§ **DIRECTIONS**
Copy every line of the entries below word for word, changing and adding nothing.

···

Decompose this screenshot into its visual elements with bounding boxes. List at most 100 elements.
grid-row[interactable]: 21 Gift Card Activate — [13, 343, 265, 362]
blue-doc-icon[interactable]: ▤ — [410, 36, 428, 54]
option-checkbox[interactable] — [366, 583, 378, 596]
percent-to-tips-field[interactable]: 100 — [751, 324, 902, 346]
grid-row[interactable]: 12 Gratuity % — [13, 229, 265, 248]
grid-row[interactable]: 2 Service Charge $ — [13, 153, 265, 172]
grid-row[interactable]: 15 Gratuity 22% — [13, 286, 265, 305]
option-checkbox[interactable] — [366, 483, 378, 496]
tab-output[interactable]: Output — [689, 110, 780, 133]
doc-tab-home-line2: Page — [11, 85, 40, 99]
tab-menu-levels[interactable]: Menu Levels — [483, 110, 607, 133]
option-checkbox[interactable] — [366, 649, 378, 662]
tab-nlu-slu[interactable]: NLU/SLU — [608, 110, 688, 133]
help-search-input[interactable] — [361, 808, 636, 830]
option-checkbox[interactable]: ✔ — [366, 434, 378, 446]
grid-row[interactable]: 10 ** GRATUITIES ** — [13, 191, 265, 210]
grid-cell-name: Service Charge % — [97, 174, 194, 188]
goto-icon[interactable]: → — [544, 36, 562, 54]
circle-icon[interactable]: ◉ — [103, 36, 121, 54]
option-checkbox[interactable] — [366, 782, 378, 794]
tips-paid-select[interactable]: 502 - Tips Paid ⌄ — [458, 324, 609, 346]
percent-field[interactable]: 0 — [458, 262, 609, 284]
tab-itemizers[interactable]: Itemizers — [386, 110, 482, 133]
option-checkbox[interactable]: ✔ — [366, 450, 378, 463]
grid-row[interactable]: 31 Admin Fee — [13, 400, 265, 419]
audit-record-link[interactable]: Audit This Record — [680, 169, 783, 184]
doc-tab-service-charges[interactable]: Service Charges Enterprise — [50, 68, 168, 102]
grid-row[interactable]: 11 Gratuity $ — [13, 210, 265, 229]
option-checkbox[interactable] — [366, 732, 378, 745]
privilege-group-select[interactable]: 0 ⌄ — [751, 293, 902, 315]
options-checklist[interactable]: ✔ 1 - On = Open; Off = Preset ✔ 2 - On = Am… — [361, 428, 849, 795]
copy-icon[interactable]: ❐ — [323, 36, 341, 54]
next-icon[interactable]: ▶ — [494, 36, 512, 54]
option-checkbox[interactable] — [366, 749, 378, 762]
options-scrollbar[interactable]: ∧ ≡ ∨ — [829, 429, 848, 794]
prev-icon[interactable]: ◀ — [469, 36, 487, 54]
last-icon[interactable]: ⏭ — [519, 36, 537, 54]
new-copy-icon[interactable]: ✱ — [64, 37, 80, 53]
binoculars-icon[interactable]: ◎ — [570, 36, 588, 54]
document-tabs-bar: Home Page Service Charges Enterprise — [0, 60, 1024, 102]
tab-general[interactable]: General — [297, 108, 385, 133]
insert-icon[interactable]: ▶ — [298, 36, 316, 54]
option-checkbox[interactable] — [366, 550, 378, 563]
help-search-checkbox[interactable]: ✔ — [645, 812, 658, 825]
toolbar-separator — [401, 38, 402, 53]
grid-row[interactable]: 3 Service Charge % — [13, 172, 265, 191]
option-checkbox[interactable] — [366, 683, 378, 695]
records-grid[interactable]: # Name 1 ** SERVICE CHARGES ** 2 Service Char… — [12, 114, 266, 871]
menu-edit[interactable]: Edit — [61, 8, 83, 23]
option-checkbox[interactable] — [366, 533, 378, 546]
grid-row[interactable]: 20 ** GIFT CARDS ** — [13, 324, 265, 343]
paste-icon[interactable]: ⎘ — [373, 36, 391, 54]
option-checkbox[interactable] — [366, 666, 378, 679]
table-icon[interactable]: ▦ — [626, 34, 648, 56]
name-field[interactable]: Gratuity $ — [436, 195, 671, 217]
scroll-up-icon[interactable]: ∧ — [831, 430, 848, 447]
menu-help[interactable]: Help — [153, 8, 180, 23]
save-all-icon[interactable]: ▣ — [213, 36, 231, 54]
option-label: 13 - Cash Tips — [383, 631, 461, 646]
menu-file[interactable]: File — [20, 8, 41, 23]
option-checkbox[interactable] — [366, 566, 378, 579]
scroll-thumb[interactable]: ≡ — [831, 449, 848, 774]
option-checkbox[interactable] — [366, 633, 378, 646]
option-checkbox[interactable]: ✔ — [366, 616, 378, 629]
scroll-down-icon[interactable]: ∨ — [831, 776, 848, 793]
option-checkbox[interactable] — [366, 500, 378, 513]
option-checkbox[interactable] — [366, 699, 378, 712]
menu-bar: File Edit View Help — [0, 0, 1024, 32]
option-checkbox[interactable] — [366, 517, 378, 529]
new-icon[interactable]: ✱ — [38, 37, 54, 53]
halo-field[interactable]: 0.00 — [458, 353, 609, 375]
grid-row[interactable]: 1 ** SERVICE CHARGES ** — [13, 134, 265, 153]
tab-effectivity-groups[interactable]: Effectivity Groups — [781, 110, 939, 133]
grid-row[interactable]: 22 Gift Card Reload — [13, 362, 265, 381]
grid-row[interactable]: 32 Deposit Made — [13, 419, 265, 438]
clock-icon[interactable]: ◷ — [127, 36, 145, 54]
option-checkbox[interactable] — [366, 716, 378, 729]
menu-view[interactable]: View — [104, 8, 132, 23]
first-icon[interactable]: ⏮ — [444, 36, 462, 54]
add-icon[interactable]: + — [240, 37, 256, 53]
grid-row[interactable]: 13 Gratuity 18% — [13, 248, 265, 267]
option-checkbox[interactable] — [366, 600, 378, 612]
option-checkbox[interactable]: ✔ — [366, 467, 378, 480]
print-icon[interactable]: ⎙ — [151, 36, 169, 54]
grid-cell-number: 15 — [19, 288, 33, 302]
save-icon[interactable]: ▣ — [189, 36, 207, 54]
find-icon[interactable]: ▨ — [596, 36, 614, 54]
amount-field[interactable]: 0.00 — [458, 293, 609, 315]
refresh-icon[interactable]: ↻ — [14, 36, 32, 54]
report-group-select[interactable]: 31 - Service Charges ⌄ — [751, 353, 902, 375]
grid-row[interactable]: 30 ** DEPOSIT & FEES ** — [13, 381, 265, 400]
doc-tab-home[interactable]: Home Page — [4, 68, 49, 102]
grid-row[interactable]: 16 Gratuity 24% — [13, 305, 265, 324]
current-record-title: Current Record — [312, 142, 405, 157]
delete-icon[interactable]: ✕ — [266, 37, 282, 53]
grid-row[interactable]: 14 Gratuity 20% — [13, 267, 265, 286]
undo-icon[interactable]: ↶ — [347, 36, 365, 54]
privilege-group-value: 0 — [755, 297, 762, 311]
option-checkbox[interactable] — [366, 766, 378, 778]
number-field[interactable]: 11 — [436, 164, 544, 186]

···

§ **WRITTEN SOLUTION**
Decompose this screenshot into its visual elements with bounding boxes. List at most 100 elements.
grid-row[interactable]: 21 Gift Card Activate — [13, 343, 265, 362]
blue-doc-icon[interactable]: ▤ — [410, 36, 428, 54]
option-checkbox[interactable] — [366, 583, 378, 596]
percent-to-tips-field[interactable]: 100 — [751, 324, 902, 346]
grid-row[interactable]: 12 Gratuity % — [13, 229, 265, 248]
grid-row[interactable]: 2 Service Charge $ — [13, 153, 265, 172]
grid-row[interactable]: 15 Gratuity 22% — [13, 286, 265, 305]
option-checkbox[interactable] — [366, 483, 378, 496]
tab-output[interactable]: Output — [689, 110, 780, 133]
doc-tab-home-line2: Page — [11, 85, 40, 99]
tab-menu-levels[interactable]: Menu Levels — [483, 110, 607, 133]
option-checkbox[interactable] — [366, 649, 378, 662]
tab-nlu-slu[interactable]: NLU/SLU — [608, 110, 688, 133]
help-search-input[interactable] — [361, 808, 636, 830]
option-checkbox[interactable]: ✔ — [366, 434, 378, 446]
grid-row[interactable]: 10 ** GRATUITIES ** — [13, 191, 265, 210]
grid-cell-name: Service Charge % — [97, 174, 194, 188]
goto-icon[interactable]: → — [544, 36, 562, 54]
circle-icon[interactable]: ◉ — [103, 36, 121, 54]
option-checkbox[interactable] — [366, 782, 378, 794]
tips-paid-select[interactable]: 502 - Tips Paid ⌄ — [458, 324, 609, 346]
percent-field[interactable]: 0 — [458, 262, 609, 284]
tab-itemizers[interactable]: Itemizers — [386, 110, 482, 133]
option-checkbox[interactable]: ✔ — [366, 450, 378, 463]
grid-row[interactable]: 31 Admin Fee — [13, 400, 265, 419]
audit-record-link[interactable]: Audit This Record — [680, 169, 783, 184]
doc-tab-service-charges[interactable]: Service Charges Enterprise — [50, 68, 168, 102]
grid-row[interactable]: 11 Gratuity $ — [13, 210, 265, 229]
option-checkbox[interactable] — [366, 732, 378, 745]
privilege-group-select[interactable]: 0 ⌄ — [751, 293, 902, 315]
options-checklist[interactable]: ✔ 1 - On = Open; Off = Preset ✔ 2 - On = Am… — [361, 428, 849, 795]
copy-icon[interactable]: ❐ — [323, 36, 341, 54]
next-icon[interactable]: ▶ — [494, 36, 512, 54]
option-checkbox[interactable] — [366, 749, 378, 762]
options-scrollbar[interactable]: ∧ ≡ ∨ — [829, 429, 848, 794]
prev-icon[interactable]: ◀ — [469, 36, 487, 54]
last-icon[interactable]: ⏭ — [519, 36, 537, 54]
new-copy-icon[interactable]: ✱ — [64, 37, 80, 53]
binoculars-icon[interactable]: ◎ — [570, 36, 588, 54]
document-tabs-bar: Home Page Service Charges Enterprise — [0, 60, 1024, 102]
tab-general[interactable]: General — [297, 108, 385, 133]
insert-icon[interactable]: ▶ — [298, 36, 316, 54]
option-checkbox[interactable] — [366, 550, 378, 563]
help-search-checkbox[interactable]: ✔ — [645, 812, 658, 825]
toolbar-separator — [401, 38, 402, 53]
grid-row[interactable]: 3 Service Charge % — [13, 172, 265, 191]
option-checkbox[interactable] — [366, 683, 378, 695]
records-grid[interactable]: # Name 1 ** SERVICE CHARGES ** 2 Service Char… — [12, 114, 266, 871]
menu-edit[interactable]: Edit — [61, 8, 83, 23]
option-checkbox[interactable] — [366, 533, 378, 546]
grid-row[interactable]: 20 ** GIFT CARDS ** — [13, 324, 265, 343]
paste-icon[interactable]: ⎘ — [373, 36, 391, 54]
option-checkbox[interactable] — [366, 666, 378, 679]
table-icon[interactable]: ▦ — [626, 34, 648, 56]
name-field[interactable]: Gratuity $ — [436, 195, 671, 217]
scroll-up-icon[interactable]: ∧ — [831, 430, 848, 447]
menu-help[interactable]: Help — [153, 8, 180, 23]
save-all-icon[interactable]: ▣ — [213, 36, 231, 54]
option-label: 13 - Cash Tips — [383, 631, 461, 646]
menu-file[interactable]: File — [20, 8, 41, 23]
option-checkbox[interactable] — [366, 566, 378, 579]
scroll-thumb[interactable]: ≡ — [831, 449, 848, 774]
option-checkbox[interactable] — [366, 633, 378, 646]
option-checkbox[interactable]: ✔ — [366, 616, 378, 629]
scroll-down-icon[interactable]: ∨ — [831, 776, 848, 793]
option-checkbox[interactable] — [366, 500, 378, 513]
option-checkbox[interactable] — [366, 699, 378, 712]
menu-bar: File Edit View Help — [0, 0, 1024, 32]
option-checkbox[interactable] — [366, 517, 378, 529]
new-icon[interactable]: ✱ — [38, 37, 54, 53]
halo-field[interactable]: 0.00 — [458, 353, 609, 375]
grid-row[interactable]: 1 ** SERVICE CHARGES ** — [13, 134, 265, 153]
tab-effectivity-groups[interactable]: Effectivity Groups — [781, 110, 939, 133]
grid-row[interactable]: 22 Gift Card Reload — [13, 362, 265, 381]
grid-row[interactable]: 32 Deposit Made — [13, 419, 265, 438]
clock-icon[interactable]: ◷ — [127, 36, 145, 54]
option-checkbox[interactable] — [366, 716, 378, 729]
menu-view[interactable]: View — [104, 8, 132, 23]
first-icon[interactable]: ⏮ — [444, 36, 462, 54]
add-icon[interactable]: + — [240, 37, 256, 53]
grid-row[interactable]: 13 Gratuity 18% — [13, 248, 265, 267]
option-checkbox[interactable] — [366, 600, 378, 612]
option-checkbox[interactable]: ✔ — [366, 467, 378, 480]
print-icon[interactable]: ⎙ — [151, 36, 169, 54]
grid-cell-number: 15 — [19, 288, 33, 302]
save-icon[interactable]: ▣ — [189, 36, 207, 54]
find-icon[interactable]: ▨ — [596, 36, 614, 54]
amount-field[interactable]: 0.00 — [458, 293, 609, 315]
refresh-icon[interactable]: ↻ — [14, 36, 32, 54]
report-group-select[interactable]: 31 - Service Charges ⌄ — [751, 353, 902, 375]
grid-row[interactable]: 30 ** DEPOSIT & FEES ** — [13, 381, 265, 400]
doc-tab-home[interactable]: Home Page — [4, 68, 49, 102]
grid-row[interactable]: 16 Gratuity 24% — [13, 305, 265, 324]
current-record-title: Current Record — [312, 142, 405, 157]
delete-icon[interactable]: ✕ — [266, 37, 282, 53]
grid-row[interactable]: 14 Gratuity 20% — [13, 267, 265, 286]
undo-icon[interactable]: ↶ — [347, 36, 365, 54]
privilege-group-value: 0 — [755, 297, 762, 311]
option-checkbox[interactable] — [366, 766, 378, 778]
number-field[interactable]: 11 — [436, 164, 544, 186]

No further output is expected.